- Data section

## START

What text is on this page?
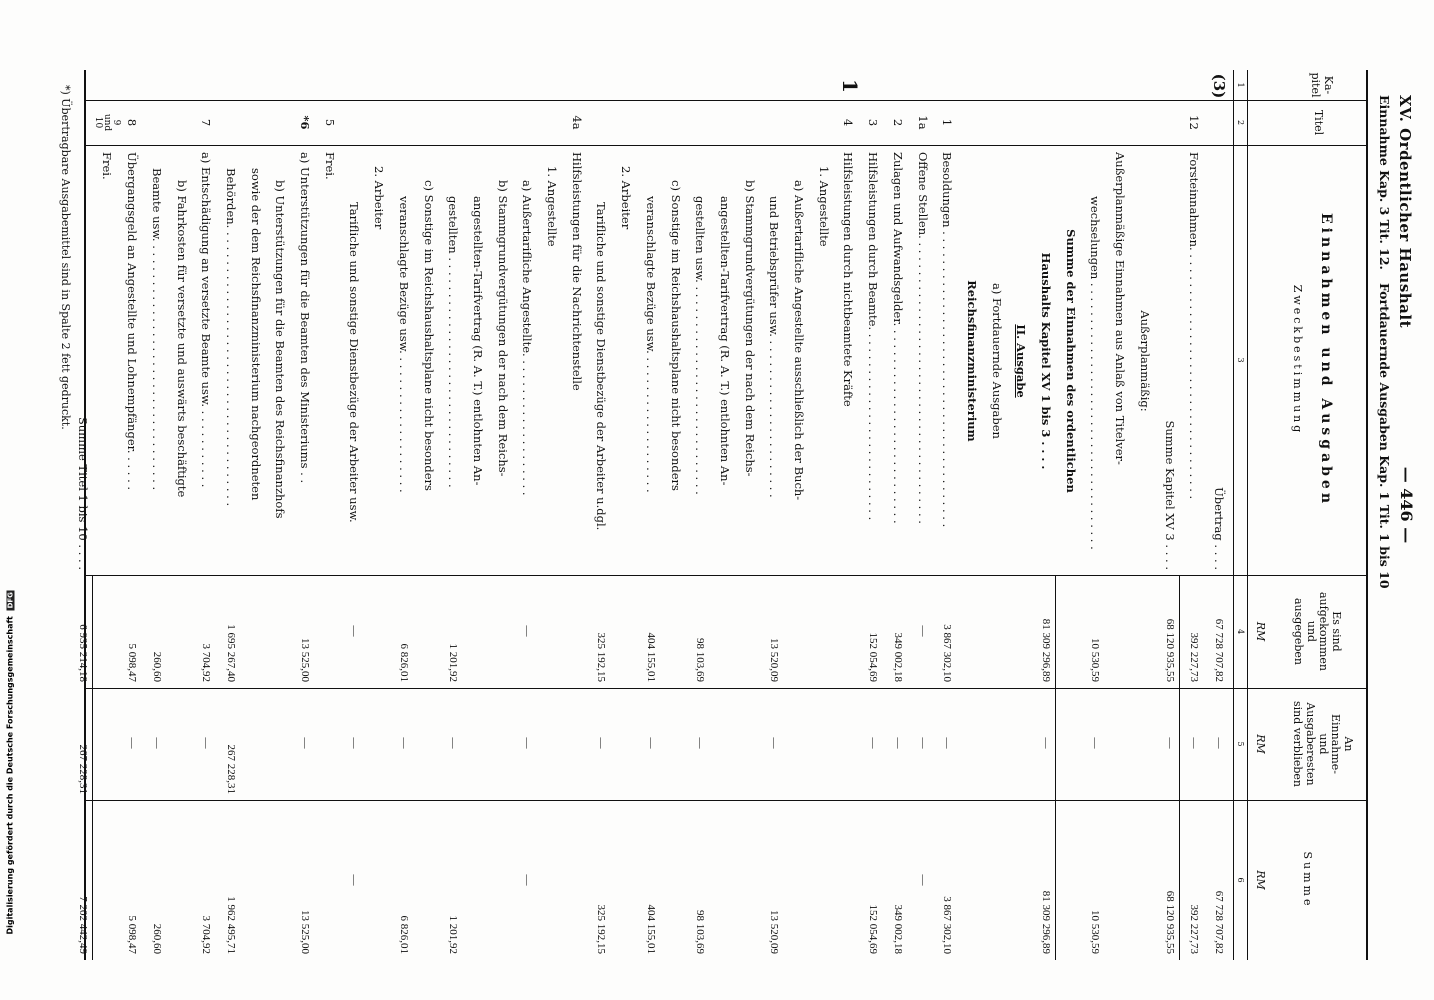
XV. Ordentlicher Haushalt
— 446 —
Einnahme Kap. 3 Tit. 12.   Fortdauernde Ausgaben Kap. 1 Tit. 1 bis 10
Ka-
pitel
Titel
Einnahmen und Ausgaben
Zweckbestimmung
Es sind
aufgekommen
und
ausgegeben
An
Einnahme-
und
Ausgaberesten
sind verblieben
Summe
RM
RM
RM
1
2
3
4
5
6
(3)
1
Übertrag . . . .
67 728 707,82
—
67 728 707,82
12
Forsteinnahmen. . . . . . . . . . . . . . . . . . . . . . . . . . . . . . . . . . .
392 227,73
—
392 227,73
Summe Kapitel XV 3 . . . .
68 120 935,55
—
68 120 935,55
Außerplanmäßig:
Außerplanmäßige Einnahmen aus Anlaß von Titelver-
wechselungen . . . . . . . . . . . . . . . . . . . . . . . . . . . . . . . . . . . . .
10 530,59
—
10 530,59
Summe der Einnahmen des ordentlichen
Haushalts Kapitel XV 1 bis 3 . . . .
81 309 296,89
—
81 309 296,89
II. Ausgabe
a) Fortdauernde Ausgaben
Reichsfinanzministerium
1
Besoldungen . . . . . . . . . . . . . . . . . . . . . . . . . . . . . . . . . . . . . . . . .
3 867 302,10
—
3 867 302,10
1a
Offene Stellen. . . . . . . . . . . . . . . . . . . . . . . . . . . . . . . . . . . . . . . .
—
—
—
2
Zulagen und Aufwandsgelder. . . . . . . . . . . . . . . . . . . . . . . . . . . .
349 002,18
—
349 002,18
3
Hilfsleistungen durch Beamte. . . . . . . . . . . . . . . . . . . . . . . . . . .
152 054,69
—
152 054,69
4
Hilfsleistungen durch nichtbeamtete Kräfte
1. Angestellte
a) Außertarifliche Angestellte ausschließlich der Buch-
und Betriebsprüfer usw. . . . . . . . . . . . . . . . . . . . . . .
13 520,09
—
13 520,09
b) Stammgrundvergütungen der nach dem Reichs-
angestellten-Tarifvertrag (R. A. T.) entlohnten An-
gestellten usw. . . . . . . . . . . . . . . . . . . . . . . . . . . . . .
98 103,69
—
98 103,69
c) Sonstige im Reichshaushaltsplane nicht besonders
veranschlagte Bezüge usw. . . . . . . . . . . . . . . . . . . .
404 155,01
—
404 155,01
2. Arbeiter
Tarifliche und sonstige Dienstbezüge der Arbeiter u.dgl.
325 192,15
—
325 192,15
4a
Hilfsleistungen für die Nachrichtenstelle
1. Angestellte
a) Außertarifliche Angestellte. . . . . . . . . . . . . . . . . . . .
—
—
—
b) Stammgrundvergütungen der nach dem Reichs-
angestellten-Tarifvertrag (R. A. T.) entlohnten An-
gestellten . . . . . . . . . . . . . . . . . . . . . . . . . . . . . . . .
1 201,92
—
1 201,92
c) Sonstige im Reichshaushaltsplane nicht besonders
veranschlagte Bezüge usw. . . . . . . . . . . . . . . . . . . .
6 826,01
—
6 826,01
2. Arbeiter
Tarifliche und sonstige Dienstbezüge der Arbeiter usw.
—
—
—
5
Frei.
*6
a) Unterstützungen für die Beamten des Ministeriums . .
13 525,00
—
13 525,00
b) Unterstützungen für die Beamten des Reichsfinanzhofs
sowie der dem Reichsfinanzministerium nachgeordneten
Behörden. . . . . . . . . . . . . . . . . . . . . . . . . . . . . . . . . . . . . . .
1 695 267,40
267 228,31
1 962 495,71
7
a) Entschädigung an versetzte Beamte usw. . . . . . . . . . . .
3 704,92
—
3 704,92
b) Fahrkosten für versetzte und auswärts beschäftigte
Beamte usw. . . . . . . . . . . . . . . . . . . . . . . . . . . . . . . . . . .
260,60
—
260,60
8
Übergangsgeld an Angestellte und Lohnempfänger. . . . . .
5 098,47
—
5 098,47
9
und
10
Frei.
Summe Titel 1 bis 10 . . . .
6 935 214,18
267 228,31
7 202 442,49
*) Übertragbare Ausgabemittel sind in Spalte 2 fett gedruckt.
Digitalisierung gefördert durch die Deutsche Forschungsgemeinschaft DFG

## END

- What is required
Every line containing the string "Außertarifliche" must be listed.

- Written solution
a) Außertarifliche Angestellte ausschließlich der Buch-
a) Außertarifliche Angestellte. . . . . . . . . . . . . . . . . . . .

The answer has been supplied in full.